§ **Aim of the exercise**:
Reproduce word for word the portion of the sanctions interview below that begins at the words "What does this" and stops after "with the ruble?".

§ **Selected text**:
- - - -
These developments have major implications not only for Russia’s economy but potentially for the world’s; it’s unlikely their impact will be contained to one country’s borders. I spoke with Elina Ribakova, deputy chief economist at the International Institute of Finance, about the potential effects of these sanctions over the days, weeks, and months to come. Our conversation, lightly edited for length and clarity, is below.
Can you talk about the breadth of the international sanctions on Russia right now? How big of a deal is this?
This is a unique combination of measures that have been taken. Each individual measure is not unprecedented. What is historically unprecedented is the degree of multilateral coordination and the fact that they’re using these nuclear options at the same time.
It definitely will have a dramatic impact on the Russian economy, but at the same time, there’s room for further escalation.
What does this mean for Russia’s economy?
We are looking at a double-digit economic contraction already. We have seen extreme measures applied by the [Russian] government in terms of capital controls and blocking transfers of foreign currency to non-residents. Exporters have to convert 80 percent of their proceeds to the domestic market, and Russia’s central bank has more than doubled interest rates. Russia is also undertaking banking sector support, releasing some capital for the banks.
All these measures are just basic crisis management. But this crisis will grow larger for the Russian economy and common Russian people than whatever we can forecast or expect at the moment.
What’s going on with the ruble?
There’s definitely been movement on the ruble. Markets closed last week, and there have also been changes this week. The rate hike had an effect — the central bank more than doubled interest rates from 9.5 to 20 percent, and capital controls should also help.
Here, it is critical to see what individual and corporate depositors will do, whether they will accelerate dollarization of deposits, meaning they generate a big demand for dollars. If you have a 10 percentage point increase in the dollarization of domestic deposits — and we have seen that in the past, in the 2008 crisis — then you have pressure to have $100 billion on reserve, and they do not have that. In the extreme, if these rate hikes do not work, capital controls do not work, you could see the risk of foreign exchange deposits being frozen [by the Russian government].
So basically Russia is trying to get people to keep their money in rubles instead of putting it in dollars?
Right. For basic domestic Russian economic participants, what they’re trying to do is to prevent them from converting their rubles into dollars and to stop them from withdrawing cash from the banking system. For non-residents, they have effectively put up the Iron Curtain, you’re no longer able to pay as a resident in foreign currencies to a non-resident.
What does it mean for the people on the ground in Russia?
This is the worst economic crisis that many of them have seen. Those who remember the early ’90s, this is comparable to that.
- - - -
§ **Information provided**:
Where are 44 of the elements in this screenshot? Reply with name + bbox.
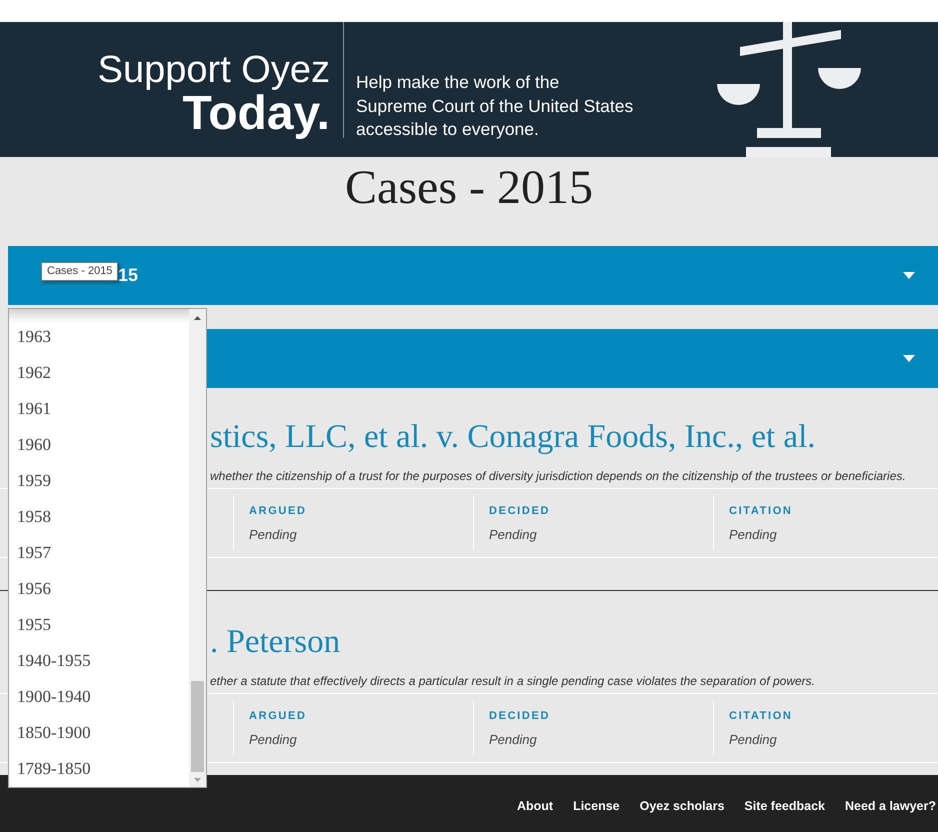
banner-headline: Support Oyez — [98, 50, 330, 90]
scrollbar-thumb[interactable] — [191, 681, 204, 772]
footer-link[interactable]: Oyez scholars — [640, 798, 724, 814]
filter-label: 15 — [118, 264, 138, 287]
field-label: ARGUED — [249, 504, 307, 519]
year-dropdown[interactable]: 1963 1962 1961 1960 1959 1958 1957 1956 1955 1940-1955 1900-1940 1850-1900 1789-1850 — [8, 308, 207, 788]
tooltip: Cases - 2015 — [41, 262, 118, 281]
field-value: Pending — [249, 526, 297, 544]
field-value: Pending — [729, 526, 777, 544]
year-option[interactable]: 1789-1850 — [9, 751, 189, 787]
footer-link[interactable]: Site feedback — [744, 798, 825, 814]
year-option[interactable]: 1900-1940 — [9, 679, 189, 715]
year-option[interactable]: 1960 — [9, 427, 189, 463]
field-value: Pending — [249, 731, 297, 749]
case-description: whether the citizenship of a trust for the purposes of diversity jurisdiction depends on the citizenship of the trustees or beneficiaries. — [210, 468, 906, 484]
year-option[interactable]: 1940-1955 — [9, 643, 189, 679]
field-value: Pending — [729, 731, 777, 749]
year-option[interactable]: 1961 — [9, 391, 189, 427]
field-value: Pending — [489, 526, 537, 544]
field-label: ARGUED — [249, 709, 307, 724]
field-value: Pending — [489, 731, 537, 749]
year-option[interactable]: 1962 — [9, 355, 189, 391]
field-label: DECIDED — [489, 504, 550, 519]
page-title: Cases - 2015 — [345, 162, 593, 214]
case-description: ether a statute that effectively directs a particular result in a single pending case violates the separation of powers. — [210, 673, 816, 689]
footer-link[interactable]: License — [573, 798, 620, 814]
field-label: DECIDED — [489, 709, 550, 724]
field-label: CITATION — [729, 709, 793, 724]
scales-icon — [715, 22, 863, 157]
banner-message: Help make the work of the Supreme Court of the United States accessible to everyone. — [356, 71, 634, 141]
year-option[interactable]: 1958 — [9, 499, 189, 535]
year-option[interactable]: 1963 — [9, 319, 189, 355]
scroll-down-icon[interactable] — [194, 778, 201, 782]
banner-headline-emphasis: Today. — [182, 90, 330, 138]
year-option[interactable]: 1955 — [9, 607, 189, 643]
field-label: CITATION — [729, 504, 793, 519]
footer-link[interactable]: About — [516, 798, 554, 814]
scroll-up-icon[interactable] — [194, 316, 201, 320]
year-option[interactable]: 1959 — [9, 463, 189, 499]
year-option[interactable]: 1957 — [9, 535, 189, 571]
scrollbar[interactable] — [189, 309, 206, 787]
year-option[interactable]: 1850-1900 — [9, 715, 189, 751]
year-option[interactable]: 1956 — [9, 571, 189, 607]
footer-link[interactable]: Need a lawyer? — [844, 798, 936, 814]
- - - -
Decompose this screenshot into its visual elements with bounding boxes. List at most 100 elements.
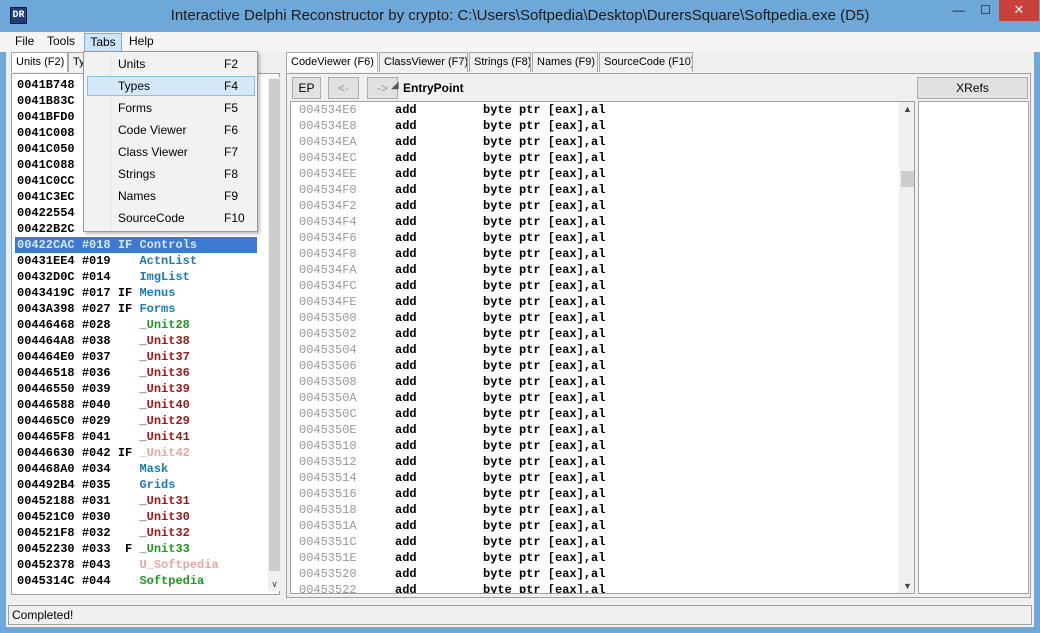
- - - -
§ **Correct response**:
What does this mean for Russia’s economy?
We are looking at a double-digit economic contraction already. We have seen extreme measures applied by the [Russian] government in terms of capital controls and blocking transfers of foreign currency to non-residents. Exporters have to convert 80 percent of their proceeds to the domestic market, and Russia’s central bank has more than doubled interest rates. Russia is also undertaking banking sector support, releasing some capital for the banks.
All these measures are just basic crisis management. But this crisis will grow larger for the Russian economy and common Russian people than whatever we can forecast or expect at the moment.
What’s going on with the ruble?